GIVEN PROBLEM
Retype all of the data exactly as given.

╭─ EXCERPTED DATA

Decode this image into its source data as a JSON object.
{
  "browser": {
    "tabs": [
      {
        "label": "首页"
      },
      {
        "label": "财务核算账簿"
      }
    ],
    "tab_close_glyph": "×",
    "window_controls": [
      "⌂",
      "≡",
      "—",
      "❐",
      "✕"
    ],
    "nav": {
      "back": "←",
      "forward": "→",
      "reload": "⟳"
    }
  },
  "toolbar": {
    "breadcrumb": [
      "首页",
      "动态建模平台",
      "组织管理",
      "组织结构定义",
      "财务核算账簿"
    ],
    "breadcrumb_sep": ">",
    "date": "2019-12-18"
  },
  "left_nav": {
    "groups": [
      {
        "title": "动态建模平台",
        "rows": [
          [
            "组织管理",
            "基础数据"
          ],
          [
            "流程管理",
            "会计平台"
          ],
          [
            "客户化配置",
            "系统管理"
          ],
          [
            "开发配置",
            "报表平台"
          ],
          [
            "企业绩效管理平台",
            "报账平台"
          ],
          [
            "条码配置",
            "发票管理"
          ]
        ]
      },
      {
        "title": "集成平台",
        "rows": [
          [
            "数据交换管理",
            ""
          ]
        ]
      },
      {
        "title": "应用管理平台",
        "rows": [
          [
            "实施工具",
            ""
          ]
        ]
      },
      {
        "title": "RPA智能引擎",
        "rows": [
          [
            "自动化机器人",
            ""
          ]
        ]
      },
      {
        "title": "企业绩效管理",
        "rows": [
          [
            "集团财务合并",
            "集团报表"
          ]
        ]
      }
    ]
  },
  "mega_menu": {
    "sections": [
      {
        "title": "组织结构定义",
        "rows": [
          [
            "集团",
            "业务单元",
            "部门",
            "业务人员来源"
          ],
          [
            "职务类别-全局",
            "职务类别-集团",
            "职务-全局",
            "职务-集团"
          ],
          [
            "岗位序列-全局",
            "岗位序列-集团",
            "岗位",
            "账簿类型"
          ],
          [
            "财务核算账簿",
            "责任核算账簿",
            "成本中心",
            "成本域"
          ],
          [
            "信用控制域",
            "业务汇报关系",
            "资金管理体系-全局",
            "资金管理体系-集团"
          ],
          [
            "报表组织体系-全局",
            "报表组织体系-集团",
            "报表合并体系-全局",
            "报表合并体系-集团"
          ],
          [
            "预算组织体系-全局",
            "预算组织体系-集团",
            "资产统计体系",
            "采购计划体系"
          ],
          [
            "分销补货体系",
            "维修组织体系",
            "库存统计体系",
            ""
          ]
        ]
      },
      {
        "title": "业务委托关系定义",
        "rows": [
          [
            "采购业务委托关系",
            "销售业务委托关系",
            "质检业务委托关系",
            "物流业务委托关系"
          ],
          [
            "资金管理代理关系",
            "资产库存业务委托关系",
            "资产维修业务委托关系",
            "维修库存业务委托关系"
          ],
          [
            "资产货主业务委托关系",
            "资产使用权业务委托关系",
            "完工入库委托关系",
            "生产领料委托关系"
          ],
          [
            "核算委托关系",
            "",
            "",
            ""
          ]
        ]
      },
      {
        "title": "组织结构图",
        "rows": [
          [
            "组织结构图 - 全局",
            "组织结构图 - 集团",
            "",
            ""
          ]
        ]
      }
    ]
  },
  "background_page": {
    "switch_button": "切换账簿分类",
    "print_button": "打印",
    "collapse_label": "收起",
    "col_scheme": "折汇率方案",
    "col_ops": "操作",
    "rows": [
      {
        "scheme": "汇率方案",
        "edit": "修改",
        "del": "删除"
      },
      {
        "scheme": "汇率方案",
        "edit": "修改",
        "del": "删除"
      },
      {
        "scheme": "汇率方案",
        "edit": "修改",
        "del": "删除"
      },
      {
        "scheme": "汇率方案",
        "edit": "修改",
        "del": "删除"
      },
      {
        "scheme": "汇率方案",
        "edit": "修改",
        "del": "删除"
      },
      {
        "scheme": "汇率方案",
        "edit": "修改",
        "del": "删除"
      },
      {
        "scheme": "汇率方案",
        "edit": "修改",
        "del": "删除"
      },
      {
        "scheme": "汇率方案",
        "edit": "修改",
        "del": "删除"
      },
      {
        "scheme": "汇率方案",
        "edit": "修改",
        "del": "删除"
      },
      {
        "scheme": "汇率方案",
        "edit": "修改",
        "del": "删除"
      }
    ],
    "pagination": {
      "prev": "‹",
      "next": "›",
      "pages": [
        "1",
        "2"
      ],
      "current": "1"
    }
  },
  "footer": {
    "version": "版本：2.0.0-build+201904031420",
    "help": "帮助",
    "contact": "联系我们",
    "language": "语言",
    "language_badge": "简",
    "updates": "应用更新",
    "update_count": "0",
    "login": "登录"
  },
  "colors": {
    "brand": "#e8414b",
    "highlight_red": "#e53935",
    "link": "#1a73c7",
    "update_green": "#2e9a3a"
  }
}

╰─

EXERCISE ANSWER
Decode this image into its source data as a JSON object.
{
  "browser": {
    "tabs": [
      {
        "label": "首页"
      },
      {
        "label": "财务核算账簿"
      }
    ],
    "tab_close_glyph": "×",
    "window_controls": [
      "⌂",
      "≡",
      "—",
      "❐",
      "✕"
    ],
    "nav": {
      "back": "←",
      "forward": "→",
      "reload": "⟳"
    }
  },
  "toolbar": {
    "breadcrumb": [
      "首页",
      "动态建模平台",
      "组织管理",
      "组织结构定义",
      "财务核算账簿"
    ],
    "breadcrumb_sep": ">",
    "date": "2019-12-18"
  },
  "left_nav": {
    "groups": [
      {
        "title": "动态建模平台",
        "rows": [
          [
            "组织管理",
            "基础数据"
          ],
          [
            "流程管理",
            "会计平台"
          ],
          [
            "客户化配置",
            "系统管理"
          ],
          [
            "开发配置",
            "报表平台"
          ],
          [
            "企业绩效管理平台",
            "报账平台"
          ],
          [
            "条码配置",
            "发票管理"
          ]
        ]
      },
      {
        "title": "集成平台",
        "rows": [
          [
            "数据交换管理",
            ""
          ]
        ]
      },
      {
        "title": "应用管理平台",
        "rows": [
          [
            "实施工具",
            ""
          ]
        ]
      },
      {
        "title": "RPA智能引擎",
        "rows": [
          [
            "自动化机器人",
            ""
          ]
        ]
      },
      {
        "title": "企业绩效管理",
        "rows": [
          [
            "集团财务合并",
            "集团报表"
          ]
        ]
      }
    ]
  },
  "mega_menu": {
    "sections": [
      {
        "title": "组织结构定义",
        "rows": [
          [
            "集团",
            "业务单元",
            "部门",
            "业务人员来源"
          ],
          [
            "职务类别-全局",
            "职务类别-集团",
            "职务-全局",
            "职务-集团"
          ],
          [
            "岗位序列-全局",
            "岗位序列-集团",
            "岗位",
            "账簿类型"
          ],
          [
            "财务核算账簿",
            "责任核算账簿",
            "成本中心",
            "成本域"
          ],
          [
            "信用控制域",
            "业务汇报关系",
            "资金管理体系-全局",
            "资金管理体系-集团"
          ],
          [
            "报表组织体系-全局",
            "报表组织体系-集团",
            "报表合并体系-全局",
            "报表合并体系-集团"
          ],
          [
            "预算组织体系-全局",
            "预算组织体系-集团",
            "资产统计体系",
            "采购计划体系"
          ],
          [
            "分销补货体系",
            "维修组织体系",
            "库存统计体系",
            ""
          ]
        ]
      },
      {
        "title": "业务委托关系定义",
        "rows": [
          [
            "采购业务委托关系",
            "销售业务委托关系",
            "质检业务委托关系",
            "物流业务委托关系"
          ],
          [
            "资金管理代理关系",
            "资产库存业务委托关系",
            "资产维修业务委托关系",
            "维修库存业务委托关系"
          ],
          [
            "资产货主业务委托关系",
            "资产使用权业务委托关系",
            "完工入库委托关系",
            "生产领料委托关系"
          ],
          [
            "核算委托关系",
            "",
            "",
            ""
          ]
        ]
      },
      {
        "title": "组织结构图",
        "rows": [
          [
            "组织结构图 - 全局",
            "组织结构图 - 集团",
            "",
            ""
          ]
        ]
      }
    ]
  },
  "background_page": {
    "switch_button": "切换账簿分类",
    "print_button": "打印",
    "collapse_label": "收起",
    "col_scheme": "折汇率方案",
    "col_ops": "操作",
    "rows": [
      {
        "scheme": "汇率方案",
        "edit": "修改",
        "del": "删除"
      },
      {
        "scheme": "汇率方案",
        "edit": "修改",
        "del": "删除"
      },
      {
        "scheme": "汇率方案",
        "edit": "修改",
        "del": "删除"
      },
      {
        "scheme": "汇率方案",
        "edit": "修改",
        "del": "删除"
      },
      {
        "scheme": "汇率方案",
        "edit": "修改",
        "del": "删除"
      },
      {
        "scheme": "汇率方案",
        "edit": "修改",
        "del": "删除"
      },
      {
        "scheme": "汇率方案",
        "edit": "修改",
        "del": "删除"
      },
      {
        "scheme": "汇率方案",
        "edit": "修改",
        "del": "删除"
      },
      {
        "scheme": "汇率方案",
        "edit": "修改",
        "del": "删除"
      },
      {
        "scheme": "汇率方案",
        "edit": "修改",
        "del": "删除"
      }
    ],
    "pagination": {
      "prev": "‹",
      "next": "›",
      "pages": [
        "1",
        "2"
      ],
      "current": "1"
    }
  },
  "footer": {
    "version": "版本：2.0.0-build+201904031420",
    "help": "帮助",
    "contact": "联系我们",
    "language": "语言",
    "language_badge": "简",
    "updates": "应用更新",
    "update_count": "0",
    "login": "登录"
  },
  "colors": {
    "brand": "#e8414b",
    "highlight_red": "#e53935",
    "link": "#1a73c7",
    "update_green": "#2e9a3a"
  }
}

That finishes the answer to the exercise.